# TASK DESCRIPTION
Each entry below should be returned exactly as is, with the pictures removed.

::::::::::

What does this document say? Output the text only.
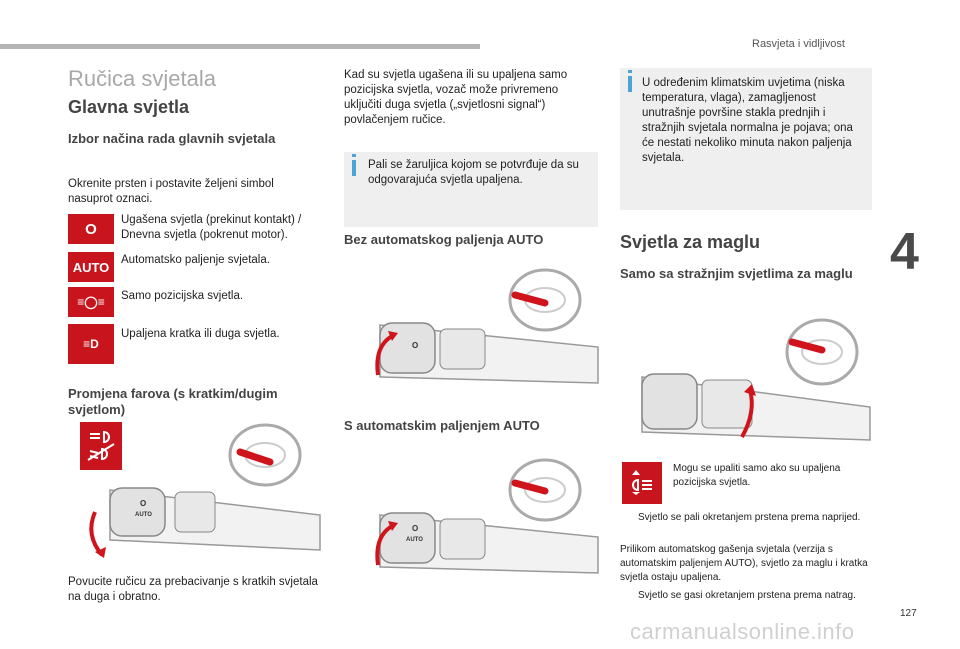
Rasvjeta i vidljivost
4
127
carmanualsonline.info
Ručica svjetala
Glavna svjetla
Izbor načina rada glavnih svjetala
Okrenite prsten i postavite željeni simbol nasuprot oznaci.
O
Ugašena svjetla (prekinut kontakt) / Dnevna svjetla (pokrenut motor).
AUTO	Automatsko paljenje svjetala.
≡◯≡	Samo pozicijska svjetla.
≡D
Upaljena kratka ili duga svjetla.
Promjena farova (s kratkim/dugim svjetlom)
O
AUTO
Povucite ručicu za prebacivanje s kratkih svjetala na duga i obratno.
Kad su svjetla ugašena ili su upaljena samo pozicijska svjetla, vozač može privremeno uključiti duga svjetla („svjetlosni signal“) povlačenjem ručice.
Pali se žaruljica kojom se potvrđuje da su odgovarajuća svjetla upaljena.
Bez automatskog paljenja AUTO
O
S automatskim paljenjem AUTO
O
AUTO
U određenim klimatskim uvjetima (niska temperatura, vlaga), zamagljenost unutrašnje površine stakla prednjih i stražnjih svjetala normalna je pojava; ona će nestati nekoliko minuta nakon paljenja svjetala.
Svjetla za maglu
Samo sa stražnjim svjetlima za maglu
Mogu se upaliti samo ako su upaljena pozicijska svjetla.
Svjetlo se pali okretanjem prstena prema naprijed.
Prilikom automatskog gašenja svjetala (verzija s automatskim paljenjem AUTO), svjetlo za maglu i kratka svjetla ostaju upaljena.
Svjetlo se gasi okretanjem prstena prema natrag.
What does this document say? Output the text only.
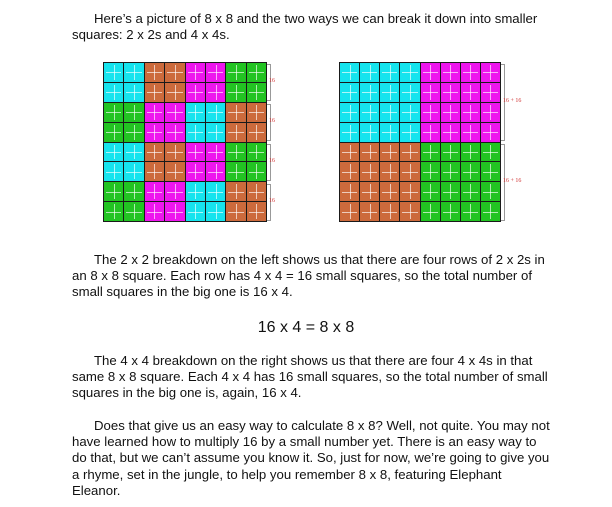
Here’s a picture of 8 x 8 and the two ways we can break it down into smaller squares: 2 x 2s and 4 x 4s.

16
16
16
16
16 + 16
16 + 16

The 2 x 2 breakdown on the left shows us that there are four rows of 2 x 2s in an 8 x 8 square. Each row has 4 x 4 = 16 small squares, so the total number of small squares in the big one is 16 x 4.

16 x 4 = 8 x 8

The 4 x 4 breakdown on the right shows us that there are four 4 x 4s in that same 8 x 8 square. Each 4 x 4 has 16 small squares, so the total number of small squares in the big one is, again, 16 x 4.

Does that give us an easy way to calculate 8 x 8? Well, not quite. You may not have learned how to multiply 16 by a small number yet. There is an easy way to do that, but we can’t assume you know it. So, just for now, we’re going to give you a rhyme, set in the jungle, to help you remember 8 x 8, featuring Elephant Eleanor.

::::::::::

# TASK ANSWER
What does this document say? Output the text only.
Rasvjeta i vidljivost
4
127
carmanualsonline.info
Ručica svjetala
Glavna svjetla
Izbor načina rada glavnih svjetala
Okrenite prsten i postavite željeni simbol nasuprot oznaci.
O
Ugašena svjetla (prekinut kontakt) / Dnevna svjetla (pokrenut motor).
AUTO	Automatsko paljenje svjetala.
≡◯≡	Samo pozicijska svjetla.
≡D
Upaljena kratka ili duga svjetla.
Promjena farova (s kratkim/dugim svjetlom)
O
AUTO
Povucite ručicu za prebacivanje s kratkih svjetala na duga i obratno.
Kad su svjetla ugašena ili su upaljena samo pozicijska svjetla, vozač može privremeno uključiti duga svjetla („svjetlosni signal“) povlačenjem ručice.
Pali se žaruljica kojom se potvrđuje da su odgovarajuća svjetla upaljena.
Bez automatskog paljenja AUTO
O
S automatskim paljenjem AUTO
O
AUTO
U određenim klimatskim uvjetima (niska temperatura, vlaga), zamagljenost unutrašnje površine stakla prednjih i stražnjih svjetala normalna je pojava; ona će nestati nekoliko minuta nakon paljenja svjetala.
Svjetla za maglu
Samo sa stražnjim svjetlima za maglu
Mogu se upaliti samo ako su upaljena pozicijska svjetla.
Svjetlo se pali okretanjem prstena prema naprijed.
Prilikom automatskog gašenja svjetala (verzija s automatskim paljenjem AUTO), svjetlo za maglu i kratka svjetla ostaju upaljena.
Svjetlo se gasi okretanjem prstena prema natrag.
What does this document say? Output the text only.
Here’s a picture of 8 x 8 and the two ways we can break it down into smaller squares: 2 x 2s and 4 x 4s.

16
16
16
16
16 + 16
16 + 16

The 2 x 2 breakdown on the left shows us that there are four rows of 2 x 2s in an 8 x 8 square. Each row has 4 x 4 = 16 small squares, so the total number of small squares in the big one is 16 x 4.

16 x 4 = 8 x 8

The 4 x 4 breakdown on the right shows us that there are four 4 x 4s in that same 8 x 8 square. Each 4 x 4 has 16 small squares, so the total number of small squares in the big one is, again, 16 x 4.

Does that give us an easy way to calculate 8 x 8? Well, not quite. You may not have learned how to multiply 16 by a small number yet. There is an easy way to do that, but we can’t assume you know it. So, just for now, we’re going to give you a rhyme, set in the jungle, to help you remember 8 x 8, featuring Elephant Eleanor.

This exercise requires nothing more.